- _GIVEN INSTRUCTION_
Give the number of lines containing the word "that" and nothing more.
— start STORED ROWS —
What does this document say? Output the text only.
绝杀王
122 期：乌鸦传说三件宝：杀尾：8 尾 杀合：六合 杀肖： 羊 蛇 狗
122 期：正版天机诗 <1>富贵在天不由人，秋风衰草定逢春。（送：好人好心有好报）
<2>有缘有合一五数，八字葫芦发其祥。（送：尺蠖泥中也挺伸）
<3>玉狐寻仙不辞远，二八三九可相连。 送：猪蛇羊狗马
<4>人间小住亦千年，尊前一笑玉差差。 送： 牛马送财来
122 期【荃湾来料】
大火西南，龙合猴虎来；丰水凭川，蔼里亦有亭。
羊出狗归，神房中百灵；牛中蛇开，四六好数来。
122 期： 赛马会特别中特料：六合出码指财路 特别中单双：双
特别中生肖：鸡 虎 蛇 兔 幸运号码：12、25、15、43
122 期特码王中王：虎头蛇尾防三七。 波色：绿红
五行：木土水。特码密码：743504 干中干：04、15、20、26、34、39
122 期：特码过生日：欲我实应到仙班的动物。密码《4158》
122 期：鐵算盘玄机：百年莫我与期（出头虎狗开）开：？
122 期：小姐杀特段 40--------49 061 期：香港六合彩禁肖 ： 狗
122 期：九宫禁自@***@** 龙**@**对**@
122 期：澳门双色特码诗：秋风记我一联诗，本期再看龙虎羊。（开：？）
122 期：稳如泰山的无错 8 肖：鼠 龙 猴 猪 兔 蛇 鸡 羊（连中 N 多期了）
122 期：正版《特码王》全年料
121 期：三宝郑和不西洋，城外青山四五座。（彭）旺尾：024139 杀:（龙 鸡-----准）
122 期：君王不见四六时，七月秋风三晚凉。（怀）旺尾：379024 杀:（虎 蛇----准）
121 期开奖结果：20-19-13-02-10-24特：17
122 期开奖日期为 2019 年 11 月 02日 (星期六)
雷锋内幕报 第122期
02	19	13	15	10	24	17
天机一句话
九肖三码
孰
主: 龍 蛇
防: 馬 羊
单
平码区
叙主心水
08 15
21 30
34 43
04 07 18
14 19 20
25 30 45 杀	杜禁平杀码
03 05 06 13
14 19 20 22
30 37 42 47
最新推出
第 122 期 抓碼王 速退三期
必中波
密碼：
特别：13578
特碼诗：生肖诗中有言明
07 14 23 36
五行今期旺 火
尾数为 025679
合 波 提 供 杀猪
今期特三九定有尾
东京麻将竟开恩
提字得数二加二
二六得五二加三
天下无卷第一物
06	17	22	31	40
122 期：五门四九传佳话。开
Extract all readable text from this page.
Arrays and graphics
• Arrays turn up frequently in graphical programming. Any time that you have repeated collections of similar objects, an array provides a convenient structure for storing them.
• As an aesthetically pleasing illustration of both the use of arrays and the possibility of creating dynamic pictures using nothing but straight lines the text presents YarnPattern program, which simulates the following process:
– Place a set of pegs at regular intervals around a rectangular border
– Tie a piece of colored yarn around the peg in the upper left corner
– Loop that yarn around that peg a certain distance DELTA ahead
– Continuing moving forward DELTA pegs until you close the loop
— end STORED ROWS —
- _WRITTEN SOLUTION_
2